PROVIDED DATA -

§ §

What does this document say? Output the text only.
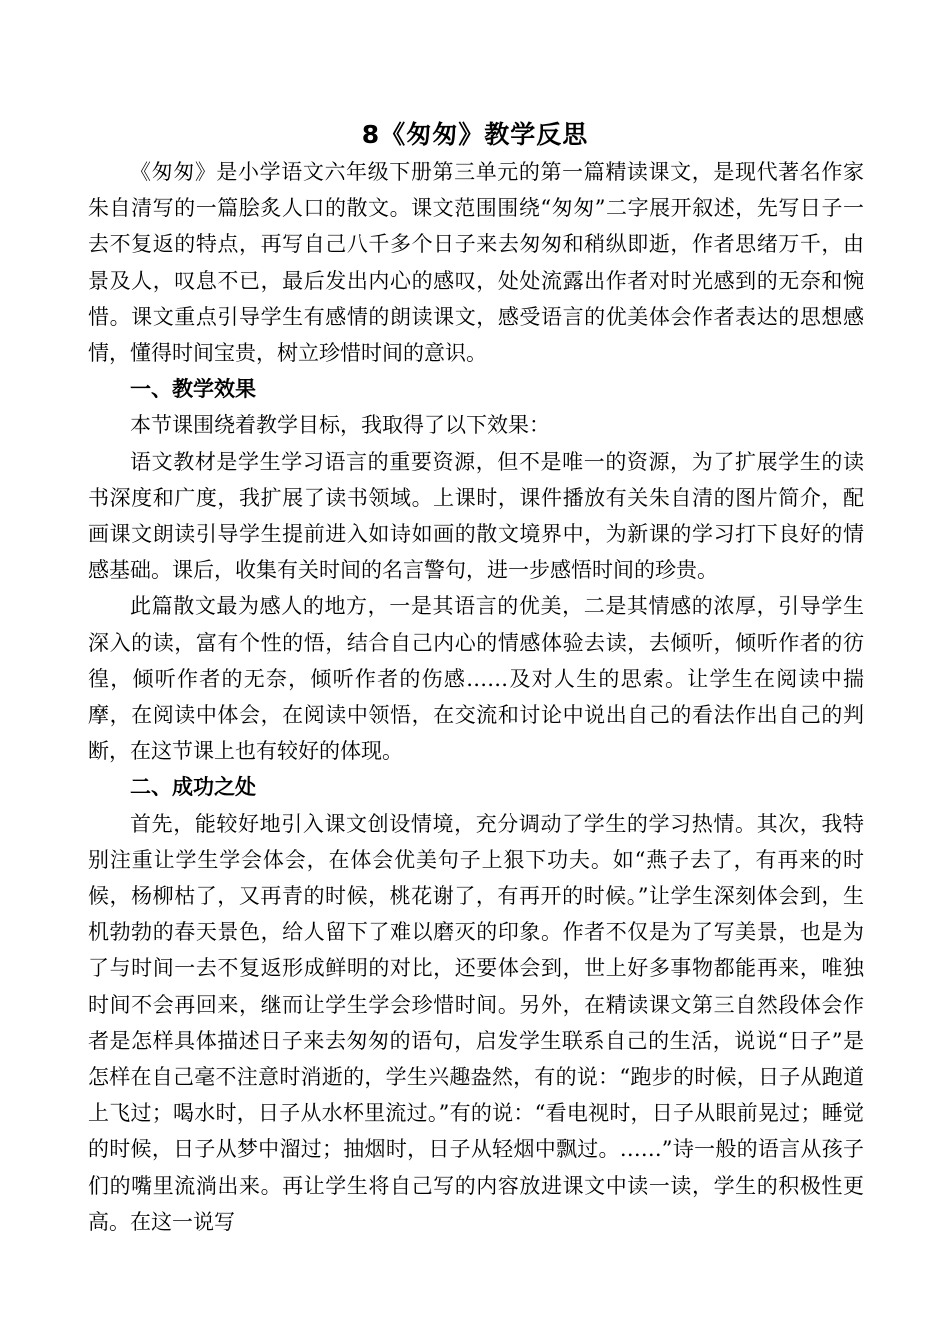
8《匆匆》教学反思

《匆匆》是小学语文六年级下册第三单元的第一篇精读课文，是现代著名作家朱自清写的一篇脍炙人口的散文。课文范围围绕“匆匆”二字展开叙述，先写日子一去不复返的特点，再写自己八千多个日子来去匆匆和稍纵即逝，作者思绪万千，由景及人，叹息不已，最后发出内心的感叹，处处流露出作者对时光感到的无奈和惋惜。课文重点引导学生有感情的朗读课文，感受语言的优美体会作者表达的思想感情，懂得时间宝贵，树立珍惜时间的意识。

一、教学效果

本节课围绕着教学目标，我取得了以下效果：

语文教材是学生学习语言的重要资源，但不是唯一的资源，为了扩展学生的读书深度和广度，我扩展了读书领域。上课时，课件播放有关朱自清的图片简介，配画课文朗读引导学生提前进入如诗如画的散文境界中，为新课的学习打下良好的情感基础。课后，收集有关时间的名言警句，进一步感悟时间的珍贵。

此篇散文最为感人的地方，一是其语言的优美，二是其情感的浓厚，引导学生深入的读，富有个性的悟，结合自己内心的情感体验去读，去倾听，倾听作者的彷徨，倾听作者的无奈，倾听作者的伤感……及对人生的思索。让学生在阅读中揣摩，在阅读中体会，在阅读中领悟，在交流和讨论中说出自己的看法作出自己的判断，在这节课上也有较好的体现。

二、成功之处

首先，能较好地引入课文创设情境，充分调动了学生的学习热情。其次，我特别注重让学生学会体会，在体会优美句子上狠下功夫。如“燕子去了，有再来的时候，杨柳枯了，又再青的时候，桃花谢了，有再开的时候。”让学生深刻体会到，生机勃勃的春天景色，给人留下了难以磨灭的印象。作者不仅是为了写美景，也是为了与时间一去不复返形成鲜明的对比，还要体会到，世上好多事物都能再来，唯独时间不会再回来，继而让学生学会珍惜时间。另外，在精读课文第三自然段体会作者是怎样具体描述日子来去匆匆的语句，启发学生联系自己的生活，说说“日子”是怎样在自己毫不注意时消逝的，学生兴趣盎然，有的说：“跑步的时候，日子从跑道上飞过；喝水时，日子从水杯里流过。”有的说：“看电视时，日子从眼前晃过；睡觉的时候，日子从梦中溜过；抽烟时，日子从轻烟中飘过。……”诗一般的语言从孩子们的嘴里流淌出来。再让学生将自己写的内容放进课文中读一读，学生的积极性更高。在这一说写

§ §

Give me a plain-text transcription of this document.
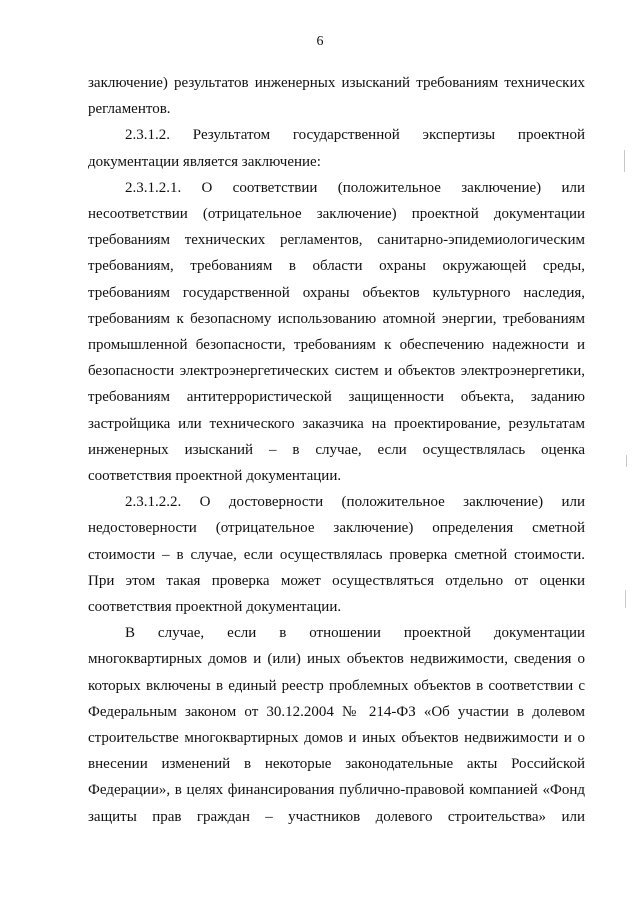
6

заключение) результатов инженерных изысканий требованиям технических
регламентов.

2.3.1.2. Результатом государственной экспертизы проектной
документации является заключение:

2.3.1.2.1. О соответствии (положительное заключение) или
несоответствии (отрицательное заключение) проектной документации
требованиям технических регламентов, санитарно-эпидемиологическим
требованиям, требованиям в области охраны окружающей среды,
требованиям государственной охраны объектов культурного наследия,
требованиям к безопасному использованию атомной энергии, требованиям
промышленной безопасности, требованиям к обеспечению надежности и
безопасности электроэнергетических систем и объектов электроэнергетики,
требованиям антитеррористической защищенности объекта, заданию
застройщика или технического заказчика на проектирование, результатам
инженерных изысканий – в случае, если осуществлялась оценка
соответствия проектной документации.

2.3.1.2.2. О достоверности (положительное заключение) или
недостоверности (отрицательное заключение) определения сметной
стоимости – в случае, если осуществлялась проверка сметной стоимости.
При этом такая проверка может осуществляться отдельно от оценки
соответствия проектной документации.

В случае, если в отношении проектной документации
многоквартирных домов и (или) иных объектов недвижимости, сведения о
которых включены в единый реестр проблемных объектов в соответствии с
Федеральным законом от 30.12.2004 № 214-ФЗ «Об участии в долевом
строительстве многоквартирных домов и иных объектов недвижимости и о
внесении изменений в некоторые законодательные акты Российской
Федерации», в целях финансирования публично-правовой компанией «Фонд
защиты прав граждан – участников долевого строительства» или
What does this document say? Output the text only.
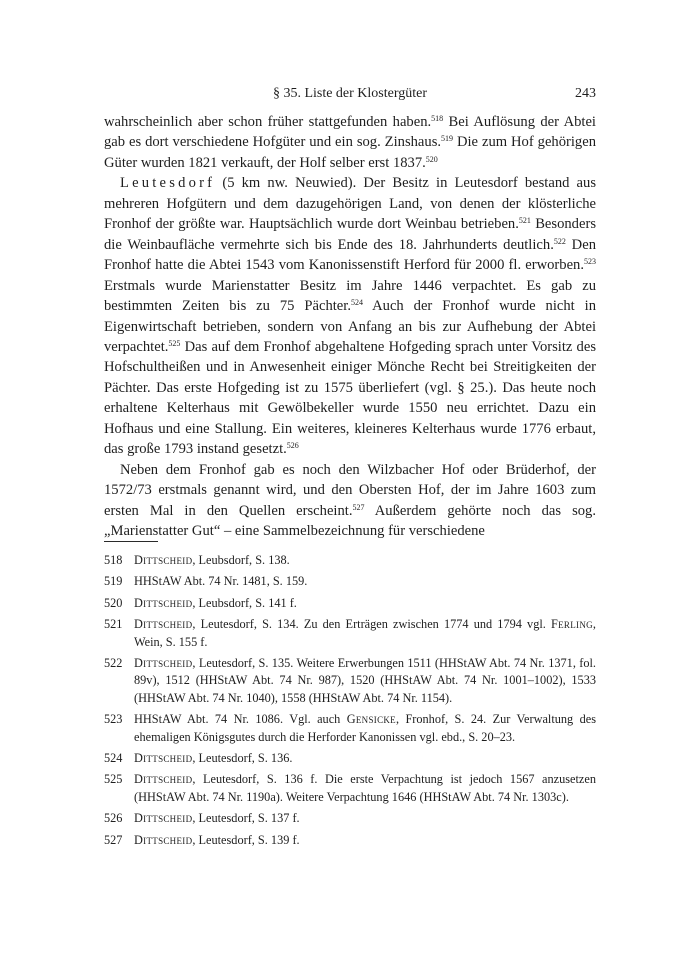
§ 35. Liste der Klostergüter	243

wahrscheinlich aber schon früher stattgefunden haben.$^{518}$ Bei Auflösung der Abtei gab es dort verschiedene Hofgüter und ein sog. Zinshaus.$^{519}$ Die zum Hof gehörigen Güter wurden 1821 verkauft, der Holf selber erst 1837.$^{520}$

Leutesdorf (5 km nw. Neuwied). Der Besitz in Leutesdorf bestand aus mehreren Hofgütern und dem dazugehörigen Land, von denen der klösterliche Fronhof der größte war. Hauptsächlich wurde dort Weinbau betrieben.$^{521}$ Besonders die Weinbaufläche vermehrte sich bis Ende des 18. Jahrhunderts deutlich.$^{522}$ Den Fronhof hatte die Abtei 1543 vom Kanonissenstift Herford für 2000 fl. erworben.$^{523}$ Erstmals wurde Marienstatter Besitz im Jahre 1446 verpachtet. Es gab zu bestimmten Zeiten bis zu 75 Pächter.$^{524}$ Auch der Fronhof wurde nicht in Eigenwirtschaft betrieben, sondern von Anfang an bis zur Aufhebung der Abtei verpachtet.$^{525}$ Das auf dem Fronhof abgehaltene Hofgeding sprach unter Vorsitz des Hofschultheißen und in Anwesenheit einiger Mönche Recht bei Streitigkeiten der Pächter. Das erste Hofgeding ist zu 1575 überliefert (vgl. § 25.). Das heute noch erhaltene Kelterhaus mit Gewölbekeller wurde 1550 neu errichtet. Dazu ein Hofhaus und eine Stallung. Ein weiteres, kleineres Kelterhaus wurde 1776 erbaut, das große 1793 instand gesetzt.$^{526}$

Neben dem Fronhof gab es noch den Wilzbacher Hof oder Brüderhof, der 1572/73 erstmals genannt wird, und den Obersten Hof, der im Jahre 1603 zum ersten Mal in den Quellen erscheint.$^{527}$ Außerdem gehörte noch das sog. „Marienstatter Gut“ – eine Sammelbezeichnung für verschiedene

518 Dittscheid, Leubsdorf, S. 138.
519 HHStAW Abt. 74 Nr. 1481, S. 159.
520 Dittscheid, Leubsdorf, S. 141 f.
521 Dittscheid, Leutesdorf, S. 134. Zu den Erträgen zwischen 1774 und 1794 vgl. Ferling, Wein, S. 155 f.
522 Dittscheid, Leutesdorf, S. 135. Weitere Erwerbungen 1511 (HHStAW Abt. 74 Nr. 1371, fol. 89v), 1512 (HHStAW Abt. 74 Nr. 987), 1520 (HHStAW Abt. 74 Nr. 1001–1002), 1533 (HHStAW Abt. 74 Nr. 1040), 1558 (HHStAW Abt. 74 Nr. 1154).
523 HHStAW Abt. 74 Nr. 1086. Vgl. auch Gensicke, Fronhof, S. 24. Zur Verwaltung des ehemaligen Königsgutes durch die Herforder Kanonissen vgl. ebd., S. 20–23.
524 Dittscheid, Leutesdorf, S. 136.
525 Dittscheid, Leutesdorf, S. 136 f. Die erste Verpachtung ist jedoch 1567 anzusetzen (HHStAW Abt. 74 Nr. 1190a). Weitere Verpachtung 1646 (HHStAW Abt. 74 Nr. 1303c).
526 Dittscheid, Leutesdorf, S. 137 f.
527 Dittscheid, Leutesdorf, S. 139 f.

§ §

WHAT THE EXERCISE ASKS - Tally up how many lines in the preceding listing contain the word "HHStAW". Give nothing but the number.

REPLY - 4